PROMPT |
Of the lines in the records that follow, how many include the word "Year"? Answer with a bare number.

====== EXTRACTED ENTRIES ======

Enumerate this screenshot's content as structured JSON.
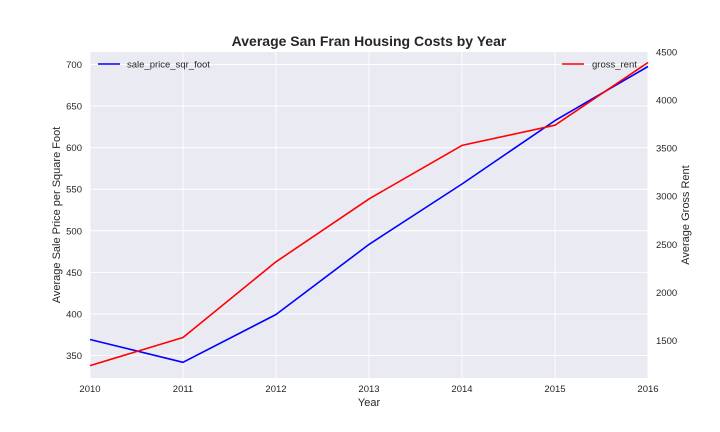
{
  "chart_data": {
    "type": "line",
    "title": "Average San Fran Housing Costs by Year",
    "xlabel": "Year",
    "x": [
      2010,
      2011,
      2012,
      2013,
      2014,
      2015,
      2016
    ],
    "x_ticks": [
      "2010",
      "2011",
      "2012",
      "2013",
      "2014",
      "2015",
      "2016"
    ],
    "xlim": [
      2010,
      2016
    ],
    "grid": true,
    "plot_background": "#eaeaf2",
    "left_axis": {
      "ylabel": "Average Sale Price per Square Foot",
      "ylim": [
        323,
        715
      ],
      "ticks": [
        350,
        400,
        450,
        500,
        550,
        600,
        650,
        700
      ]
    },
    "right_axis": {
      "ylabel": "Average Gross Rent",
      "ylim": [
        1110,
        4500
      ],
      "ticks": [
        1500,
        2000,
        2500,
        3000,
        3500,
        4000,
        4500
      ]
    },
    "series": [
      {
        "name": "sale_price_sqr_foot",
        "axis": "left",
        "color": "#0000ff",
        "legend_position": "top-left",
        "values": [
          369.3,
          341.9,
          399.4,
          483.6,
          556.3,
          632.5,
          697.6
        ]
      },
      {
        "name": "gross_rent",
        "axis": "right",
        "color": "#ff0000",
        "legend_position": "top-right",
        "values": [
          1239,
          1531,
          2318,
          2972,
          3529,
          3739,
          4391
        ]
      }
    ]
  }
}
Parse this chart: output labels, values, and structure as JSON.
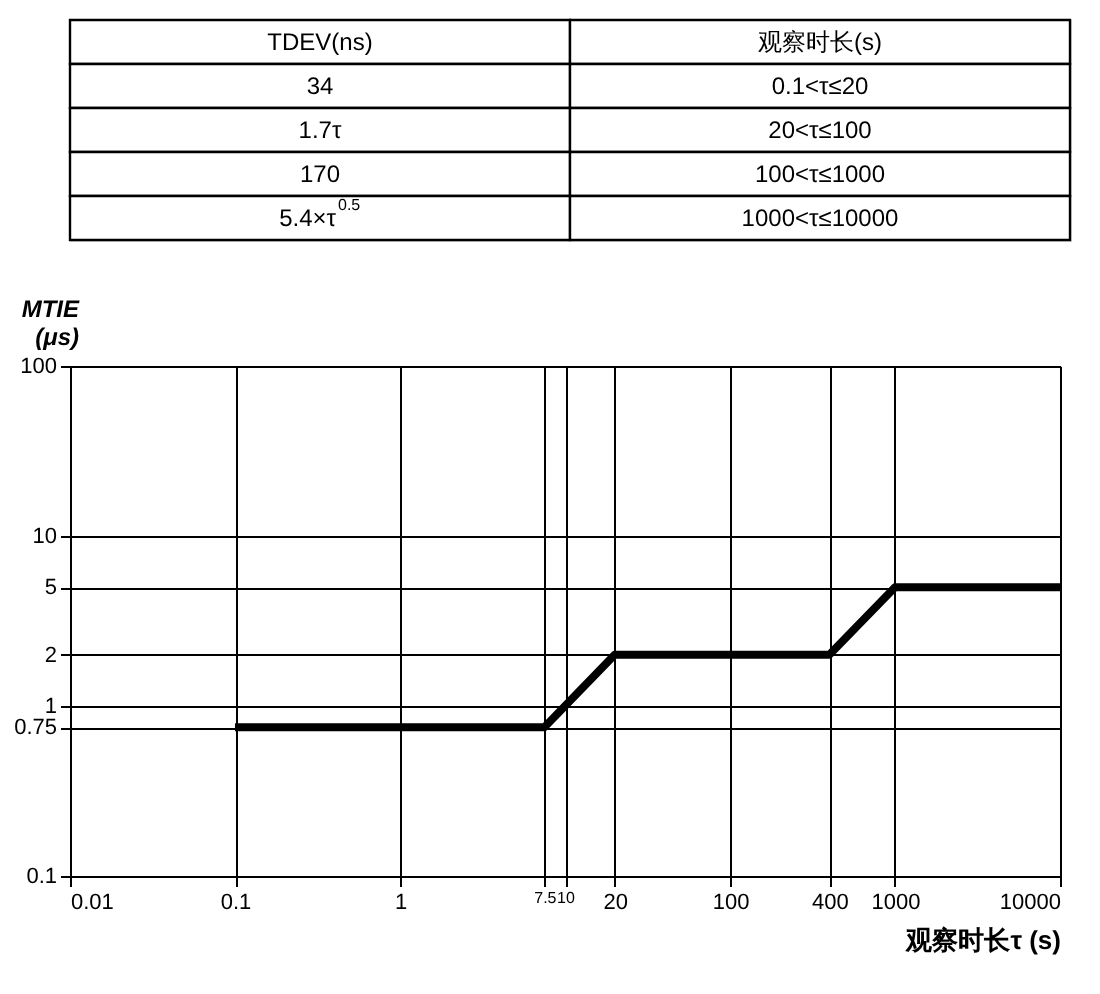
{
  "chart_data": [
    {
      "type": "other",
      "categories": [
        "TDEV(ns)",
        "观察时长(s)"
      ],
      "annotations": [
        "34",
        "0.1<τ≤20",
        "1.7τ",
        "20<τ≤100",
        "170",
        "100<τ≤1000",
        "5.4×τ$^{0.5}$",
        "1000<τ≤10000"
      ]
    },
    {
      "type": "line",
      "xlabel": "观察时长τ (s)",
      "ylabel": "MTIE\n(μs)",
      "log": "xy",
      "grid": true,
      "marker": "none",
      "line_style": "solid",
      "x": [
        0.1,
        7.5,
        20,
        400,
        1000,
        10000
      ],
      "series": [
        {
          "color": "#000000",
          "values": [
            0.75,
            0.75,
            2,
            2,
            5,
            5
          ]
        }
      ],
      "xlim": [
        0.01,
        10000
      ],
      "ylim": [
        0.1,
        100
      ],
      "xticks": [
        0.01,
        0.1,
        1,
        7.5,
        10,
        20,
        100,
        400,
        1000,
        10000
      ],
      "yticks": [
        0.1,
        0.75,
        1,
        2,
        5,
        10,
        100
      ]
    }
  ]
}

======

OUTPUT FOR THIS TASK |
2